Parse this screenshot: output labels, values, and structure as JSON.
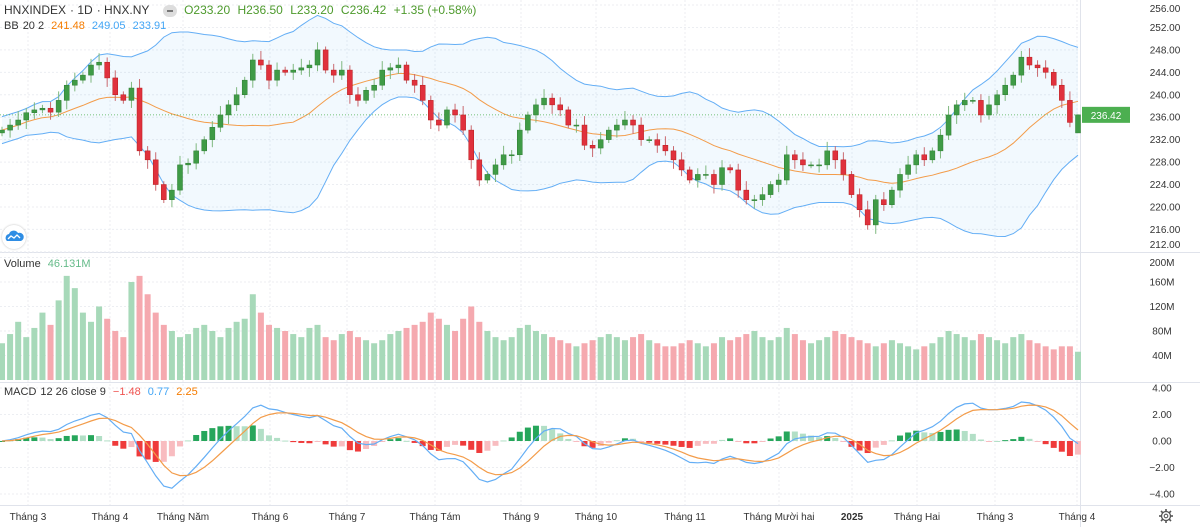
{
  "header": {
    "symbol": "HNXINDEX",
    "interval": "1D",
    "exchange": "HNX.NY",
    "open": "O233.20",
    "high": "H236.50",
    "low": "L233.20",
    "close": "C236.42",
    "change": "+1.35 (+0.58%)"
  },
  "bb_legend": {
    "name": "BB",
    "params": "20 2",
    "basis": "241.48",
    "upper": "249.05",
    "lower": "233.91"
  },
  "volume_legend": {
    "name": "Volume",
    "value": "46.131M"
  },
  "macd_legend": {
    "name": "MACD",
    "params": "12 26 close 9",
    "hist": "−1.48",
    "macd": "0.77",
    "signal": "2.25"
  },
  "last_price_label": "236.42",
  "icons": {
    "logo": "tradingview-cloud-icon",
    "settings": "gear-icon",
    "hide": "minus-icon"
  },
  "colors": {
    "up": "#3f9b46",
    "down": "#e0313d",
    "bb_band": "#64aef5",
    "bb_basis": "#f39c4a",
    "macd": "#64aef5",
    "signal": "#f39c4a"
  },
  "chart_data": {
    "type": "candlestick",
    "price_axis": {
      "ticks": [
        "256.00",
        "252.00",
        "248.00",
        "244.00",
        "240.00",
        "236.00",
        "232.00",
        "228.00",
        "224.00",
        "220.00",
        "216.00",
        "212.00"
      ],
      "ylim": [
        212,
        256
      ]
    },
    "volume_axis": {
      "ticks": [
        "200M",
        "160M",
        "120M",
        "80M",
        "40M"
      ],
      "ylim": [
        0,
        200
      ]
    },
    "macd_axis": {
      "ticks": [
        "4.00",
        "2.00",
        "0.00",
        "−2.00",
        "−4.00"
      ],
      "ylim": [
        -4.4,
        4.4
      ]
    },
    "time_ticks": [
      "Tháng 3",
      "Tháng 4",
      "Tháng Năm",
      "Tháng 6",
      "Tháng 7",
      "Tháng Tám",
      "Tháng 9",
      "Tháng 10",
      "Tháng 11",
      "Tháng Mười hai",
      "2025",
      "Tháng Hai",
      "Tháng 3",
      "Tháng 4"
    ],
    "closes": [
      233.7,
      234.6,
      235.5,
      236.8,
      237.3,
      237.6,
      236.9,
      239,
      241.7,
      242.6,
      243.5,
      245.3,
      245.8,
      243,
      240,
      239,
      241.2,
      230,
      228.4,
      224,
      221.3,
      223,
      227.5,
      227.8,
      230,
      232,
      234.2,
      236.4,
      238.2,
      240,
      242.6,
      246.2,
      245.3,
      242.6,
      244.4,
      244,
      244.4,
      244.8,
      245.3,
      248,
      244.4,
      243.5,
      244.4,
      240,
      239,
      240.8,
      241.7,
      244.4,
      244.8,
      245.3,
      242.6,
      241.7,
      239,
      235.5,
      234.6,
      237.3,
      236.4,
      233.7,
      228.4,
      224.8,
      225.8,
      227.5,
      229.3,
      229.3,
      233.7,
      236.4,
      238.2,
      239.4,
      238.2,
      237.3,
      234.6,
      234.6,
      231,
      230.5,
      232,
      233.7,
      234.6,
      235.5,
      234.6,
      232,
      232,
      231,
      230,
      228.4,
      226.6,
      224.8,
      225.8,
      225.8,
      224,
      227,
      226.6,
      223,
      221.3,
      221.3,
      222.2,
      224,
      224.8,
      229.3,
      228.4,
      227.5,
      227.5,
      227.5,
      230,
      228.4,
      225.8,
      222.2,
      219.5,
      216.8,
      221.3,
      220.4,
      223,
      225.8,
      227.5,
      229.3,
      228.4,
      230,
      232.8,
      236.4,
      238.2,
      239,
      239,
      236.4,
      238.2,
      240,
      241.7,
      243.5,
      246.7,
      245.3,
      244.8,
      244,
      241.7,
      239,
      235.07,
      236.42
    ],
    "last_open": 233.2,
    "last_high": 236.5,
    "last_low": 233.2,
    "volumes_m": [
      60,
      75,
      95,
      70,
      85,
      110,
      90,
      130,
      170,
      150,
      110,
      95,
      120,
      100,
      80,
      70,
      160,
      170,
      140,
      110,
      90,
      80,
      70,
      75,
      85,
      90,
      80,
      70,
      85,
      95,
      100,
      140,
      110,
      90,
      85,
      80,
      75,
      70,
      85,
      90,
      70,
      65,
      75,
      80,
      70,
      65,
      60,
      65,
      75,
      80,
      85,
      90,
      95,
      110,
      100,
      90,
      80,
      100,
      120,
      95,
      80,
      70,
      65,
      70,
      85,
      90,
      80,
      75,
      70,
      65,
      60,
      55,
      60,
      65,
      70,
      75,
      70,
      65,
      70,
      75,
      65,
      60,
      55,
      55,
      60,
      65,
      60,
      55,
      60,
      70,
      65,
      70,
      75,
      80,
      70,
      65,
      70,
      85,
      75,
      65,
      60,
      65,
      70,
      80,
      75,
      70,
      65,
      60,
      55,
      60,
      65,
      60,
      55,
      50,
      55,
      60,
      70,
      80,
      75,
      70,
      65,
      75,
      70,
      65,
      60,
      70,
      75,
      65,
      60,
      55,
      50,
      55,
      55,
      46.131
    ]
  }
}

### REQUIRED TASK
Every record gets retyped exactly; no picture goes into the copy.

### ANSWER IN FULL
Parse this screenshot: output labels, values, and structure as JSON.
{
  "header": {
    "symbol": "HNXINDEX",
    "interval": "1D",
    "exchange": "HNX.NY",
    "open": "O233.20",
    "high": "H236.50",
    "low": "L233.20",
    "close": "C236.42",
    "change": "+1.35 (+0.58%)"
  },
  "bb_legend": {
    "name": "BB",
    "params": "20 2",
    "basis": "241.48",
    "upper": "249.05",
    "lower": "233.91"
  },
  "volume_legend": {
    "name": "Volume",
    "value": "46.131M"
  },
  "macd_legend": {
    "name": "MACD",
    "params": "12 26 close 9",
    "hist": "−1.48",
    "macd": "0.77",
    "signal": "2.25"
  },
  "last_price_label": "236.42",
  "icons": {
    "logo": "tradingview-cloud-icon",
    "settings": "gear-icon",
    "hide": "minus-icon"
  },
  "colors": {
    "up": "#3f9b46",
    "down": "#e0313d",
    "bb_band": "#64aef5",
    "bb_basis": "#f39c4a",
    "macd": "#64aef5",
    "signal": "#f39c4a"
  },
  "chart_data": {
    "type": "candlestick",
    "price_axis": {
      "ticks": [
        "256.00",
        "252.00",
        "248.00",
        "244.00",
        "240.00",
        "236.00",
        "232.00",
        "228.00",
        "224.00",
        "220.00",
        "216.00",
        "212.00"
      ],
      "ylim": [
        212,
        256
      ]
    },
    "volume_axis": {
      "ticks": [
        "200M",
        "160M",
        "120M",
        "80M",
        "40M"
      ],
      "ylim": [
        0,
        200
      ]
    },
    "macd_axis": {
      "ticks": [
        "4.00",
        "2.00",
        "0.00",
        "−2.00",
        "−4.00"
      ],
      "ylim": [
        -4.4,
        4.4
      ]
    },
    "time_ticks": [
      "Tháng 3",
      "Tháng 4",
      "Tháng Năm",
      "Tháng 6",
      "Tháng 7",
      "Tháng Tám",
      "Tháng 9",
      "Tháng 10",
      "Tháng 11",
      "Tháng Mười hai",
      "2025",
      "Tháng Hai",
      "Tháng 3",
      "Tháng 4"
    ],
    "closes": [
      233.7,
      234.6,
      235.5,
      236.8,
      237.3,
      237.6,
      236.9,
      239,
      241.7,
      242.6,
      243.5,
      245.3,
      245.8,
      243,
      240,
      239,
      241.2,
      230,
      228.4,
      224,
      221.3,
      223,
      227.5,
      227.8,
      230,
      232,
      234.2,
      236.4,
      238.2,
      240,
      242.6,
      246.2,
      245.3,
      242.6,
      244.4,
      244,
      244.4,
      244.8,
      245.3,
      248,
      244.4,
      243.5,
      244.4,
      240,
      239,
      240.8,
      241.7,
      244.4,
      244.8,
      245.3,
      242.6,
      241.7,
      239,
      235.5,
      234.6,
      237.3,
      236.4,
      233.7,
      228.4,
      224.8,
      225.8,
      227.5,
      229.3,
      229.3,
      233.7,
      236.4,
      238.2,
      239.4,
      238.2,
      237.3,
      234.6,
      234.6,
      231,
      230.5,
      232,
      233.7,
      234.6,
      235.5,
      234.6,
      232,
      232,
      231,
      230,
      228.4,
      226.6,
      224.8,
      225.8,
      225.8,
      224,
      227,
      226.6,
      223,
      221.3,
      221.3,
      222.2,
      224,
      224.8,
      229.3,
      228.4,
      227.5,
      227.5,
      227.5,
      230,
      228.4,
      225.8,
      222.2,
      219.5,
      216.8,
      221.3,
      220.4,
      223,
      225.8,
      227.5,
      229.3,
      228.4,
      230,
      232.8,
      236.4,
      238.2,
      239,
      239,
      236.4,
      238.2,
      240,
      241.7,
      243.5,
      246.7,
      245.3,
      244.8,
      244,
      241.7,
      239,
      235.07,
      236.42
    ],
    "last_open": 233.2,
    "last_high": 236.5,
    "last_low": 233.2,
    "volumes_m": [
      60,
      75,
      95,
      70,
      85,
      110,
      90,
      130,
      170,
      150,
      110,
      95,
      120,
      100,
      80,
      70,
      160,
      170,
      140,
      110,
      90,
      80,
      70,
      75,
      85,
      90,
      80,
      70,
      85,
      95,
      100,
      140,
      110,
      90,
      85,
      80,
      75,
      70,
      85,
      90,
      70,
      65,
      75,
      80,
      70,
      65,
      60,
      65,
      75,
      80,
      85,
      90,
      95,
      110,
      100,
      90,
      80,
      100,
      120,
      95,
      80,
      70,
      65,
      70,
      85,
      90,
      80,
      75,
      70,
      65,
      60,
      55,
      60,
      65,
      70,
      75,
      70,
      65,
      70,
      75,
      65,
      60,
      55,
      55,
      60,
      65,
      60,
      55,
      60,
      70,
      65,
      70,
      75,
      80,
      70,
      65,
      70,
      85,
      75,
      65,
      60,
      65,
      70,
      80,
      75,
      70,
      65,
      60,
      55,
      60,
      65,
      60,
      55,
      50,
      55,
      60,
      70,
      80,
      75,
      70,
      65,
      75,
      70,
      65,
      60,
      70,
      75,
      65,
      60,
      55,
      50,
      55,
      55,
      46.131
    ]
  }
}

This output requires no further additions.